### EXERCISE DATA
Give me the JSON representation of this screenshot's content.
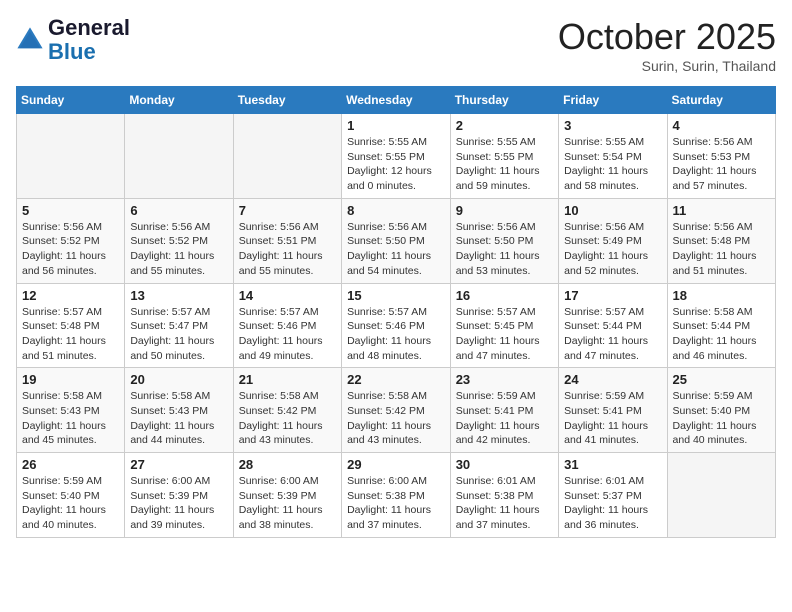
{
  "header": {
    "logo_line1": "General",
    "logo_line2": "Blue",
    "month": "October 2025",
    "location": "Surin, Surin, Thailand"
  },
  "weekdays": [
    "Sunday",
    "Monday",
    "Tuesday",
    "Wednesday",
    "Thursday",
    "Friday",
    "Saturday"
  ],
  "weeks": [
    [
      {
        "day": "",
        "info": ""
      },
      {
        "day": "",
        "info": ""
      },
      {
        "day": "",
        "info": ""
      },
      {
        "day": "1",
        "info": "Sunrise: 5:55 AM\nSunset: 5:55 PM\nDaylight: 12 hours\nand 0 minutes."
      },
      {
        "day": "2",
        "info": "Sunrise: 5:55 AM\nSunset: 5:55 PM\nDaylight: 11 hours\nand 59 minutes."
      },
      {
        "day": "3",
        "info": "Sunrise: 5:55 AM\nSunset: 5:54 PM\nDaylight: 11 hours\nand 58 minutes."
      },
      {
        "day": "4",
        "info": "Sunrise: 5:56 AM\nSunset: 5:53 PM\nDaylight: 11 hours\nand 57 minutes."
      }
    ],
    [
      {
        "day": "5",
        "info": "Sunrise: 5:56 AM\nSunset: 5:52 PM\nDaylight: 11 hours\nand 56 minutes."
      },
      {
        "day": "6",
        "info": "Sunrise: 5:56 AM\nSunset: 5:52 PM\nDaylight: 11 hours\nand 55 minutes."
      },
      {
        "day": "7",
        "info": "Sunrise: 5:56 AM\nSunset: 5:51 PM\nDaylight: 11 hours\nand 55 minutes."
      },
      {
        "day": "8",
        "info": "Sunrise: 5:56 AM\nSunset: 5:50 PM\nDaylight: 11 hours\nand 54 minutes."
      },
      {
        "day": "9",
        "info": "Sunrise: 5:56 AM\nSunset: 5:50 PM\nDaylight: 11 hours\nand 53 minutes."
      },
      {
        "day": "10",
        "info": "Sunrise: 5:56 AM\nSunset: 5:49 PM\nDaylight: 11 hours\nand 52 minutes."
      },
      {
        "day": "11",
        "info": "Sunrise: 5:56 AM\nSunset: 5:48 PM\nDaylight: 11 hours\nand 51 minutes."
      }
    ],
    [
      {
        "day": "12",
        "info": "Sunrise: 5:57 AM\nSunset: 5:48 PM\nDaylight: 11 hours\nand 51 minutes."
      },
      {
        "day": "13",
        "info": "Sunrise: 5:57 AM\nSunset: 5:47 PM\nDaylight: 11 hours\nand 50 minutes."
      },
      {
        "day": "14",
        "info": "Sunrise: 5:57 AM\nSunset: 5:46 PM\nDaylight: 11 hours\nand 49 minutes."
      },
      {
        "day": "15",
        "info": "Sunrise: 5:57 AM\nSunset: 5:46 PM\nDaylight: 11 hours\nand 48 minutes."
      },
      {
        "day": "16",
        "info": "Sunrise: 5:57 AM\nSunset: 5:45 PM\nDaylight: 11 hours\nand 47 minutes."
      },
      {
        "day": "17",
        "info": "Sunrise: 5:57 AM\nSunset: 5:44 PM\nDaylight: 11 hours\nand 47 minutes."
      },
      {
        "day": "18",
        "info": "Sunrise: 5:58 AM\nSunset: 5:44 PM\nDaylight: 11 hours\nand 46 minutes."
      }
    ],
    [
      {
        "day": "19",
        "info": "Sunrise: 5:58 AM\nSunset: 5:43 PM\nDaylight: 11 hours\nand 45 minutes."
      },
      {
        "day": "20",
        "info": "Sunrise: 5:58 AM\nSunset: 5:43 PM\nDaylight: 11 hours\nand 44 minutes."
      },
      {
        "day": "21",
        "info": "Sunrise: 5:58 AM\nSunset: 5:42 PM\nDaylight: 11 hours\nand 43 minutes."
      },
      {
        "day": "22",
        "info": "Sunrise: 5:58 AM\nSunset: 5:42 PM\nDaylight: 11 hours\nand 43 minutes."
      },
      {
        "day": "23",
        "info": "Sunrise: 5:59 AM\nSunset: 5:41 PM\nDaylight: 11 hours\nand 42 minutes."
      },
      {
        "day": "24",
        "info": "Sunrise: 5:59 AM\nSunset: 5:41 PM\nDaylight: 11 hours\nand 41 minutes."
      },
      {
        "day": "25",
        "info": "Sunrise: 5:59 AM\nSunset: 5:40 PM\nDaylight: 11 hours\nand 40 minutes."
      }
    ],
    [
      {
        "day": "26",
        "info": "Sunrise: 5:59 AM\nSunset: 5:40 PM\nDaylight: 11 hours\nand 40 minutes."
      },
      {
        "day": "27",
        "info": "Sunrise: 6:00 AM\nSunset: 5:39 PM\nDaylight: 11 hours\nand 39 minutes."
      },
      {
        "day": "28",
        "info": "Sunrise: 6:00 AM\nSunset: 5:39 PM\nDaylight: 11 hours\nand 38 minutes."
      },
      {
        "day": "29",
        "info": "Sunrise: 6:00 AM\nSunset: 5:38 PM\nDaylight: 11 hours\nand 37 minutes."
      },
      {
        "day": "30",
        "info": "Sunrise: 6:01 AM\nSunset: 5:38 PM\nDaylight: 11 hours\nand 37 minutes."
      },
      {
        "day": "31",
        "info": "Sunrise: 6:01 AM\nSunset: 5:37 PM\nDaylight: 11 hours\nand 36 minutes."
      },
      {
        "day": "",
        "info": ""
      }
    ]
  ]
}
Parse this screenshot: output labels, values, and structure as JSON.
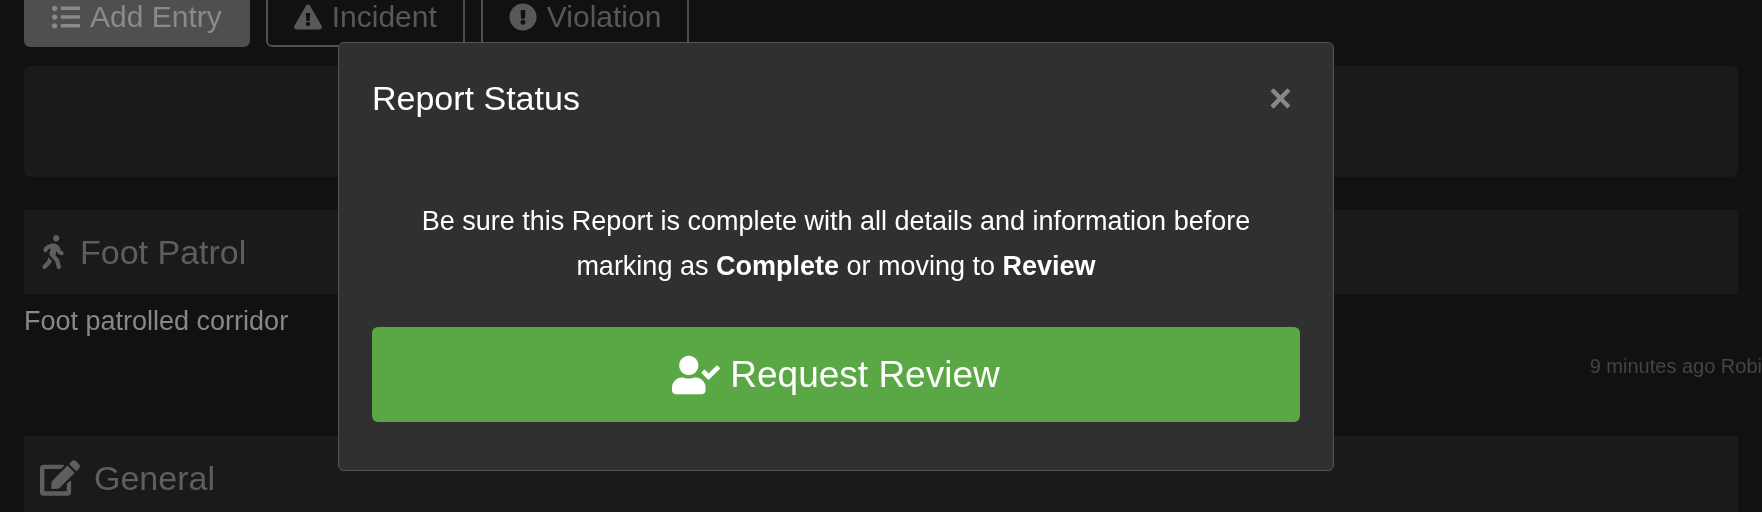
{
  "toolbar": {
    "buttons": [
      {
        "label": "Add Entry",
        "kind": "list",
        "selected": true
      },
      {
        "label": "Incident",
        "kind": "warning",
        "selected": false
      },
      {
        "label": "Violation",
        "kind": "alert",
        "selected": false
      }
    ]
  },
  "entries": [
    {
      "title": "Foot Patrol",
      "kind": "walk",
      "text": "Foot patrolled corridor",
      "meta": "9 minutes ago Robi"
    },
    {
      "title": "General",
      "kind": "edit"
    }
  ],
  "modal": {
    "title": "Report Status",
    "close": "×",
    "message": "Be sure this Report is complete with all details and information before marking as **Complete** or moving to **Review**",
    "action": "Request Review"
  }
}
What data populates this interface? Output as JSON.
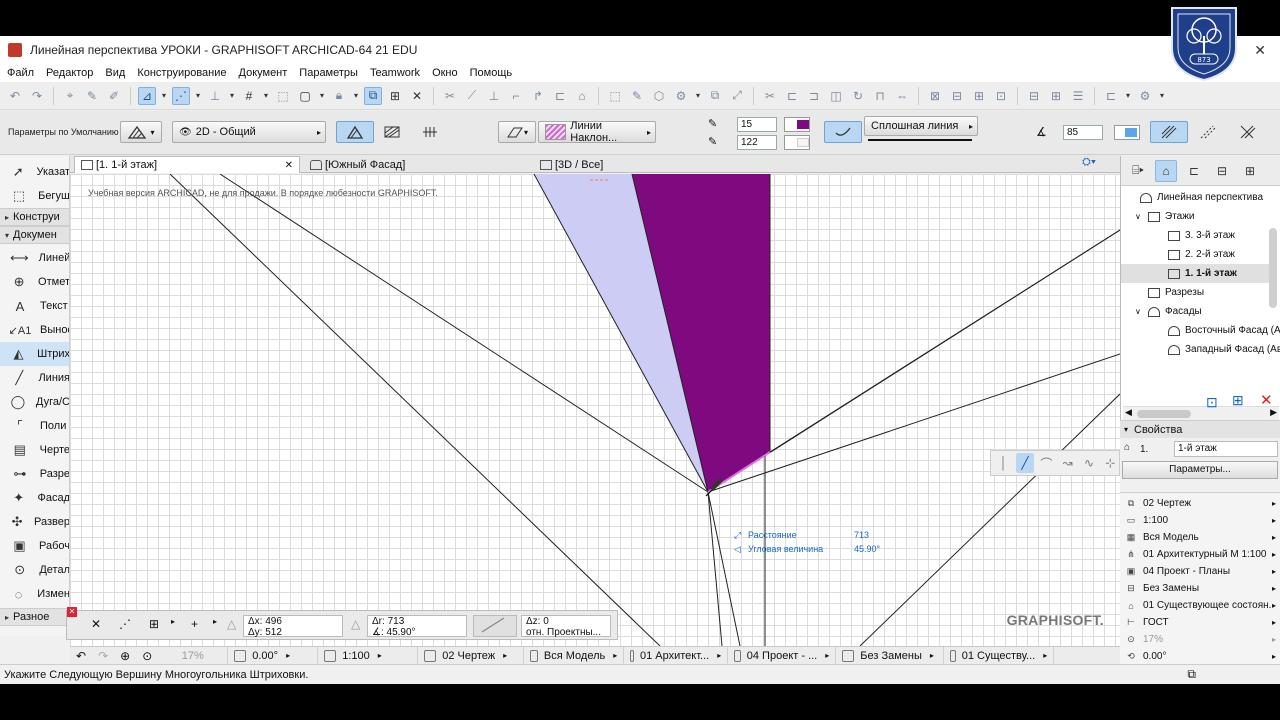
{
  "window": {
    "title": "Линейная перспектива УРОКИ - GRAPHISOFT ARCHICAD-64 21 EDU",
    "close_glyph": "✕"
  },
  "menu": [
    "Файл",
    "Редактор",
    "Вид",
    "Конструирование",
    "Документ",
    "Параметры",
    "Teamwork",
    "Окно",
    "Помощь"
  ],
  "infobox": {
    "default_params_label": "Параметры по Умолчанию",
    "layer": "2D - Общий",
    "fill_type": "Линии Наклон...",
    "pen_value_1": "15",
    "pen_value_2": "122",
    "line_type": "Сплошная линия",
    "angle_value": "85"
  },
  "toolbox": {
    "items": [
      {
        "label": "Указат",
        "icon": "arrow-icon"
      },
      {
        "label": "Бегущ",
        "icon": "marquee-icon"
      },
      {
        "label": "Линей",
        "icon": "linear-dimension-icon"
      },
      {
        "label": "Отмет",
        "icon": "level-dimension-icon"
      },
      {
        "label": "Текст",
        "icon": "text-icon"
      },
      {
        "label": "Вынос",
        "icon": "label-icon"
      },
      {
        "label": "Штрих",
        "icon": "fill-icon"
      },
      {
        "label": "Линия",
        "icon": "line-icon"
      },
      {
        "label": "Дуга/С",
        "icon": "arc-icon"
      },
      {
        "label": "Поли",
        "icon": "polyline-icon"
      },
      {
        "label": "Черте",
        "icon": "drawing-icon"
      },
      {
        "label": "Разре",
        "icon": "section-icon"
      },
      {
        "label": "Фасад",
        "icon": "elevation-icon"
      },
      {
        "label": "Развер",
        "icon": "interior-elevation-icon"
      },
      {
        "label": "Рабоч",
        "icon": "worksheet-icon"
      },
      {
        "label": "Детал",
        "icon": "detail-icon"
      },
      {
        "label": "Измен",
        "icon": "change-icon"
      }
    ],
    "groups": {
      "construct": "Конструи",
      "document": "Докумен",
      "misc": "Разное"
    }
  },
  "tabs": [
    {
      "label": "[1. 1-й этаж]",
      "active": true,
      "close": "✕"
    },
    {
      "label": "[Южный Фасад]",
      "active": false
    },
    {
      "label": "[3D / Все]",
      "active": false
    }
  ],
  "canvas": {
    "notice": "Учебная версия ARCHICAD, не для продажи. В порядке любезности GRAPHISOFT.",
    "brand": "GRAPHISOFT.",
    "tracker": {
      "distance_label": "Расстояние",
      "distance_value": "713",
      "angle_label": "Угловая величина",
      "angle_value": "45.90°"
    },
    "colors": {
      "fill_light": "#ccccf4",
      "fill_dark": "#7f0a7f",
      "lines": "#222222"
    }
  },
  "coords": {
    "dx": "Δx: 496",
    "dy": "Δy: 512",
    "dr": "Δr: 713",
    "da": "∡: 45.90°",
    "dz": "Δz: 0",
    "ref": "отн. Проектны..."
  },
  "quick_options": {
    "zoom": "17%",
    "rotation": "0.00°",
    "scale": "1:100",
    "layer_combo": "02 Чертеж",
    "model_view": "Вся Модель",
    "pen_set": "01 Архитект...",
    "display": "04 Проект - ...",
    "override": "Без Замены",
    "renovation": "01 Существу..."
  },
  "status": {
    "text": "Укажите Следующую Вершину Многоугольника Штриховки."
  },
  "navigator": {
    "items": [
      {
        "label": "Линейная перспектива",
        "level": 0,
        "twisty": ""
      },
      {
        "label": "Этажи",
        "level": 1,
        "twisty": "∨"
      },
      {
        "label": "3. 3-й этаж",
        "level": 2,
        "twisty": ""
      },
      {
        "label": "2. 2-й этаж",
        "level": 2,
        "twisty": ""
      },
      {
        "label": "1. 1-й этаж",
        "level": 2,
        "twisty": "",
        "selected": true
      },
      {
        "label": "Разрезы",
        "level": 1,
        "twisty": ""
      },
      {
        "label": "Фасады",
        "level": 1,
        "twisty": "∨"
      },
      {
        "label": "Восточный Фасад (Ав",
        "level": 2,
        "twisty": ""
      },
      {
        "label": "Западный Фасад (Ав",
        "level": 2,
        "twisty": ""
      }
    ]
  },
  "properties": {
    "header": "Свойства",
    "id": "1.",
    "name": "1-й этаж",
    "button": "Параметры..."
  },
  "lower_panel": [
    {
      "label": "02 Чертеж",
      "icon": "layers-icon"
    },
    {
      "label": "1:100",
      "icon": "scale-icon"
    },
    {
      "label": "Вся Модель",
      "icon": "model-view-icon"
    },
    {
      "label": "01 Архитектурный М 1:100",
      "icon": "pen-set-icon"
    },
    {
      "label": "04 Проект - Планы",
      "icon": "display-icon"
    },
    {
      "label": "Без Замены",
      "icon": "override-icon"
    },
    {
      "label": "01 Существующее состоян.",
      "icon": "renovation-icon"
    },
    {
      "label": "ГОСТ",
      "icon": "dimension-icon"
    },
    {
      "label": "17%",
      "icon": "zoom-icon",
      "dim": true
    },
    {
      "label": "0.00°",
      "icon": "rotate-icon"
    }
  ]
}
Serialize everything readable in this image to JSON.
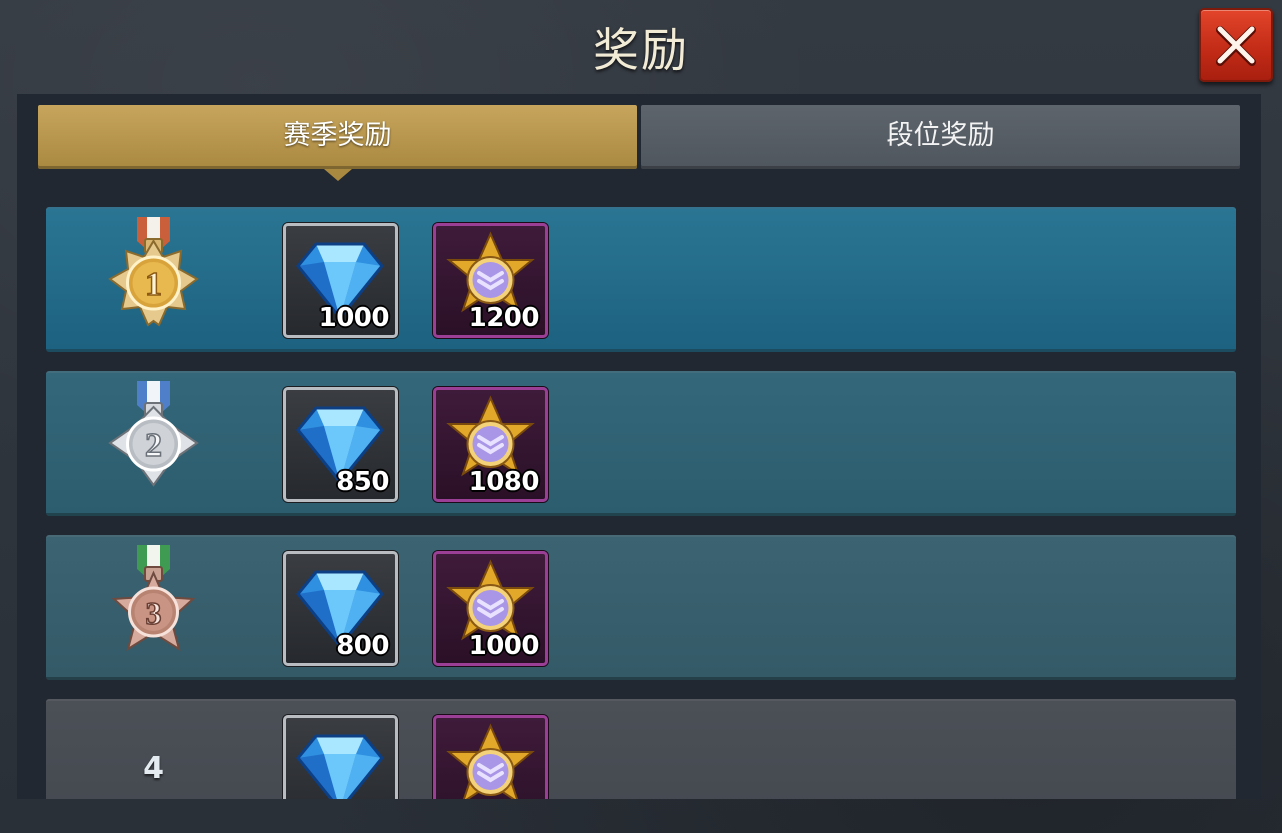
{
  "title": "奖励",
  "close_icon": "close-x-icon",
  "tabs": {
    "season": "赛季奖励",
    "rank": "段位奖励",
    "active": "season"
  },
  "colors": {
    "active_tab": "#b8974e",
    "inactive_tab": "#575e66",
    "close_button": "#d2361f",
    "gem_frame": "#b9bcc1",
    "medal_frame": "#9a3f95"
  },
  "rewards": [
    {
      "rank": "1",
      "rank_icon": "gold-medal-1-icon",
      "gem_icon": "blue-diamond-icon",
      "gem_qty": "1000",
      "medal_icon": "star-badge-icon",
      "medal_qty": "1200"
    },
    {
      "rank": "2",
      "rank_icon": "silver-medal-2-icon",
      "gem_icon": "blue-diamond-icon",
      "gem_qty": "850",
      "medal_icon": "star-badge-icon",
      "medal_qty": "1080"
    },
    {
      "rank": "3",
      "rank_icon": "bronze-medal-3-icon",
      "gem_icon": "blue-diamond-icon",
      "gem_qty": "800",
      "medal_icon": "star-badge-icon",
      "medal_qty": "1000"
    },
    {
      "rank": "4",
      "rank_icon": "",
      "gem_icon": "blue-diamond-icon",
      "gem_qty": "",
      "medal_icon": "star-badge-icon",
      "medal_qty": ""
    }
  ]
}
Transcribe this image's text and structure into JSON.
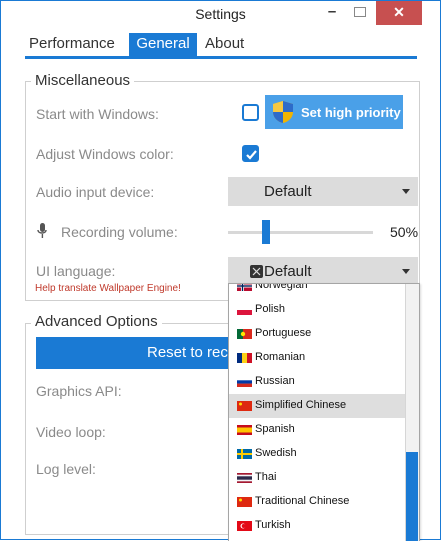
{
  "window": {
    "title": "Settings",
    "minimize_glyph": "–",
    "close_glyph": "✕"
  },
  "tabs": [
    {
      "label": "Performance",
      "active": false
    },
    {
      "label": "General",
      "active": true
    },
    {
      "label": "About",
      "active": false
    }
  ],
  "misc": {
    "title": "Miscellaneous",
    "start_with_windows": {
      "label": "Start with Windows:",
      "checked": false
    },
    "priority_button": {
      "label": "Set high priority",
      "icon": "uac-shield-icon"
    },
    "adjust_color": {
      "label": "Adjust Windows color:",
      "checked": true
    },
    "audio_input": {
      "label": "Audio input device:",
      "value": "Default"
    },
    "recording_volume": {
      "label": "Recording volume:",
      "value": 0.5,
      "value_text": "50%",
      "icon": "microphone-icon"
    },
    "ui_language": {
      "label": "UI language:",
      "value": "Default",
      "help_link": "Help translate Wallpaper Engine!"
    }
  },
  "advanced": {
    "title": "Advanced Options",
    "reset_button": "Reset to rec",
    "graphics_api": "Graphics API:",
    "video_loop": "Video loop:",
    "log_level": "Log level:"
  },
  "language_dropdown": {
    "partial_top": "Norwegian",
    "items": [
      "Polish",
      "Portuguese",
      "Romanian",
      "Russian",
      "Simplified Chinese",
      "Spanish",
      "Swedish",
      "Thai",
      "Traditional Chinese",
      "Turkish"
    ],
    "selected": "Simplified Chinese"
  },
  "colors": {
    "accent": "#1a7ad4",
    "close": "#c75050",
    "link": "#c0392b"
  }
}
######
Copy, from the material above, each line in which the string "true" occurs.

FULL RESPONSE:
        "selected": true
      "active": true,
        "selected": true
      "dim": true
      "active": true
      "checked": true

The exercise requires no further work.